## Material for this exercise:

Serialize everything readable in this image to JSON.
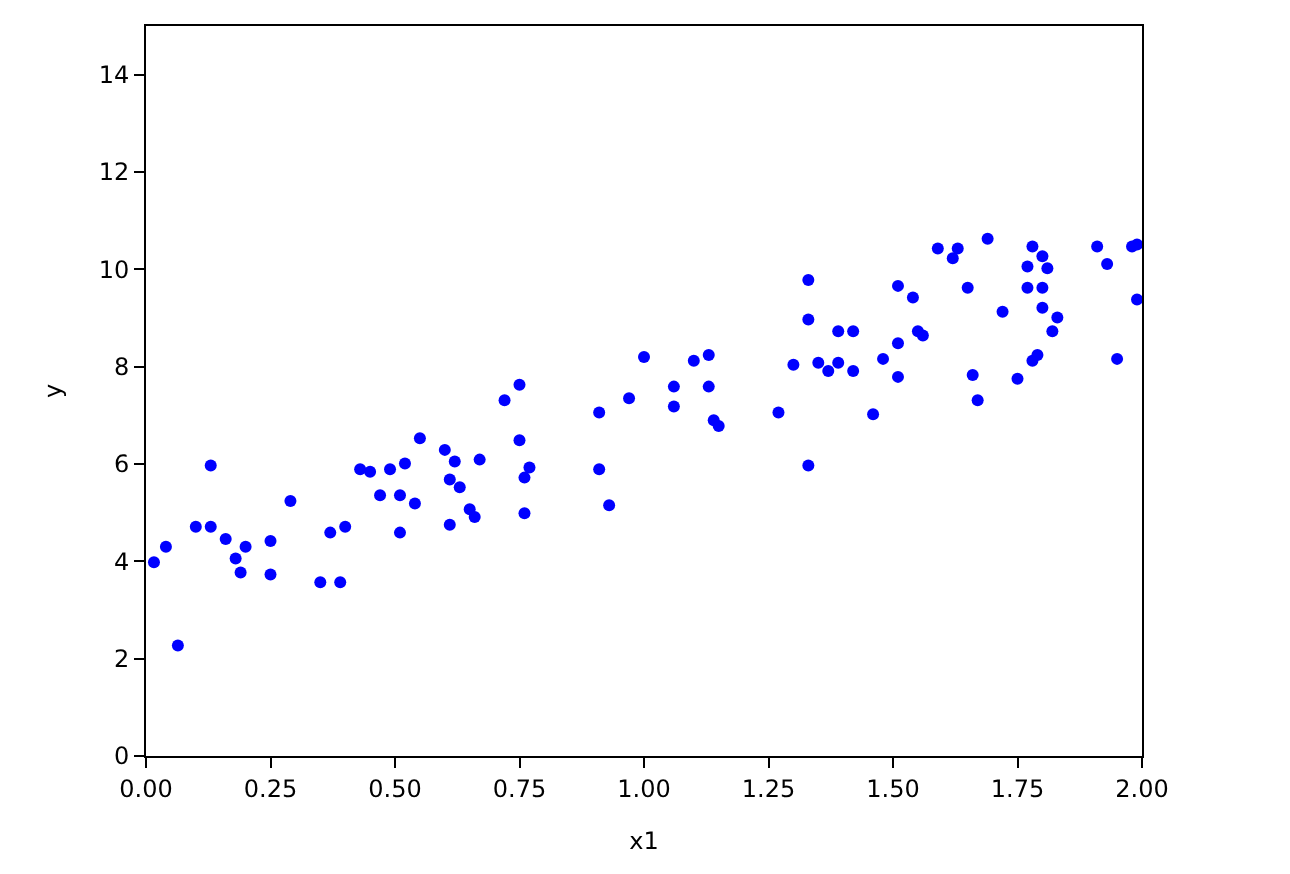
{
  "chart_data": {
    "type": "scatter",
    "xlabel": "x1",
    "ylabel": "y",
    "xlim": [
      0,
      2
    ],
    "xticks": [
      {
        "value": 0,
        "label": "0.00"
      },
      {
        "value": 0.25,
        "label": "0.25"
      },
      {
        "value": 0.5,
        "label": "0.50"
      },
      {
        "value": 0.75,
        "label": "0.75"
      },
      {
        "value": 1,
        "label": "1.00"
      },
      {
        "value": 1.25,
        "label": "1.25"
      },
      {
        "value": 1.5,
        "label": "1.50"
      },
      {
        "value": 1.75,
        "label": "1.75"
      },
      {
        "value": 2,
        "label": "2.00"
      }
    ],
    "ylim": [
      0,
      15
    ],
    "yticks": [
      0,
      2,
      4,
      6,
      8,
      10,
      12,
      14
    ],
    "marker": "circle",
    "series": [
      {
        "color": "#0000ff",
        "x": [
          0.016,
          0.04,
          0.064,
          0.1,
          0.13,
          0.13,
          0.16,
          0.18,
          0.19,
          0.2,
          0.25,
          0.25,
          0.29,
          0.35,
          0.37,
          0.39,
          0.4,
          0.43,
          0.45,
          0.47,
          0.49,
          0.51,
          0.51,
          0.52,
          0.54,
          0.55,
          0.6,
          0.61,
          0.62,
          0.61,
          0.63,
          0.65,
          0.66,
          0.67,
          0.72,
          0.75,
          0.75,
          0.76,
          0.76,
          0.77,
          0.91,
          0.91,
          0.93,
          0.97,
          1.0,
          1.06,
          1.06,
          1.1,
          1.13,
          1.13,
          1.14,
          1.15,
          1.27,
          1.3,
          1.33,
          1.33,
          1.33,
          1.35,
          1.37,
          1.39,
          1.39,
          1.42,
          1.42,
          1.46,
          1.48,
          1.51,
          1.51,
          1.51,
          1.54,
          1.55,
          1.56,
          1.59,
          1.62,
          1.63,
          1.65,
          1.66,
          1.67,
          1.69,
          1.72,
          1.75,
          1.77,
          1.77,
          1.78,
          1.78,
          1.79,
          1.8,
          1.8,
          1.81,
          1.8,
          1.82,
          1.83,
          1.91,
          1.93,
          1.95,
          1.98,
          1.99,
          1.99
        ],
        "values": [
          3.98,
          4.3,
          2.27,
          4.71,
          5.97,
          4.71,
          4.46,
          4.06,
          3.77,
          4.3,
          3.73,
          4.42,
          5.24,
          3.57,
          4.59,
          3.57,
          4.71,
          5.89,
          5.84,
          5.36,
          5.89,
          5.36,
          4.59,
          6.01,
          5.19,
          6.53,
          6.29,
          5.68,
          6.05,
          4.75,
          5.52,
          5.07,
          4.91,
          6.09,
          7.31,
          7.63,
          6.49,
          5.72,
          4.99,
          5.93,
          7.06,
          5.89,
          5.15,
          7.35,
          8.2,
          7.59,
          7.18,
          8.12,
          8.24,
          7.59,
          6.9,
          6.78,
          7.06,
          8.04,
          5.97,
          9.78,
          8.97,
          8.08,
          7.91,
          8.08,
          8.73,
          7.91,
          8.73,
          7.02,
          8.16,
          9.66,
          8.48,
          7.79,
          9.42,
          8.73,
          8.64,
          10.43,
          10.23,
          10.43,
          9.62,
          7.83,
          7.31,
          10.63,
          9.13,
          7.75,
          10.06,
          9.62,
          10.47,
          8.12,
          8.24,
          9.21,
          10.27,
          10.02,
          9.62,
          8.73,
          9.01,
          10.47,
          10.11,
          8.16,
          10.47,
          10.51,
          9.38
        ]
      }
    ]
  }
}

## Stated task:
Make an exact copy of the whole listing, but don't bring over any pictures.

## Output for this exercise:
Serialize everything readable in this image to JSON.
{
  "chart_data": {
    "type": "scatter",
    "xlabel": "x1",
    "ylabel": "y",
    "xlim": [
      0,
      2
    ],
    "xticks": [
      {
        "value": 0,
        "label": "0.00"
      },
      {
        "value": 0.25,
        "label": "0.25"
      },
      {
        "value": 0.5,
        "label": "0.50"
      },
      {
        "value": 0.75,
        "label": "0.75"
      },
      {
        "value": 1,
        "label": "1.00"
      },
      {
        "value": 1.25,
        "label": "1.25"
      },
      {
        "value": 1.5,
        "label": "1.50"
      },
      {
        "value": 1.75,
        "label": "1.75"
      },
      {
        "value": 2,
        "label": "2.00"
      }
    ],
    "ylim": [
      0,
      15
    ],
    "yticks": [
      0,
      2,
      4,
      6,
      8,
      10,
      12,
      14
    ],
    "marker": "circle",
    "series": [
      {
        "color": "#0000ff",
        "x": [
          0.016,
          0.04,
          0.064,
          0.1,
          0.13,
          0.13,
          0.16,
          0.18,
          0.19,
          0.2,
          0.25,
          0.25,
          0.29,
          0.35,
          0.37,
          0.39,
          0.4,
          0.43,
          0.45,
          0.47,
          0.49,
          0.51,
          0.51,
          0.52,
          0.54,
          0.55,
          0.6,
          0.61,
          0.62,
          0.61,
          0.63,
          0.65,
          0.66,
          0.67,
          0.72,
          0.75,
          0.75,
          0.76,
          0.76,
          0.77,
          0.91,
          0.91,
          0.93,
          0.97,
          1.0,
          1.06,
          1.06,
          1.1,
          1.13,
          1.13,
          1.14,
          1.15,
          1.27,
          1.3,
          1.33,
          1.33,
          1.33,
          1.35,
          1.37,
          1.39,
          1.39,
          1.42,
          1.42,
          1.46,
          1.48,
          1.51,
          1.51,
          1.51,
          1.54,
          1.55,
          1.56,
          1.59,
          1.62,
          1.63,
          1.65,
          1.66,
          1.67,
          1.69,
          1.72,
          1.75,
          1.77,
          1.77,
          1.78,
          1.78,
          1.79,
          1.8,
          1.8,
          1.81,
          1.8,
          1.82,
          1.83,
          1.91,
          1.93,
          1.95,
          1.98,
          1.99,
          1.99
        ],
        "values": [
          3.98,
          4.3,
          2.27,
          4.71,
          5.97,
          4.71,
          4.46,
          4.06,
          3.77,
          4.3,
          3.73,
          4.42,
          5.24,
          3.57,
          4.59,
          3.57,
          4.71,
          5.89,
          5.84,
          5.36,
          5.89,
          5.36,
          4.59,
          6.01,
          5.19,
          6.53,
          6.29,
          5.68,
          6.05,
          4.75,
          5.52,
          5.07,
          4.91,
          6.09,
          7.31,
          7.63,
          6.49,
          5.72,
          4.99,
          5.93,
          7.06,
          5.89,
          5.15,
          7.35,
          8.2,
          7.59,
          7.18,
          8.12,
          8.24,
          7.59,
          6.9,
          6.78,
          7.06,
          8.04,
          5.97,
          9.78,
          8.97,
          8.08,
          7.91,
          8.08,
          8.73,
          7.91,
          8.73,
          7.02,
          8.16,
          9.66,
          8.48,
          7.79,
          9.42,
          8.73,
          8.64,
          10.43,
          10.23,
          10.43,
          9.62,
          7.83,
          7.31,
          10.63,
          9.13,
          7.75,
          10.06,
          9.62,
          10.47,
          8.12,
          8.24,
          9.21,
          10.27,
          10.02,
          9.62,
          8.73,
          9.01,
          10.47,
          10.11,
          8.16,
          10.47,
          10.51,
          9.38
        ]
      }
    ]
  }
}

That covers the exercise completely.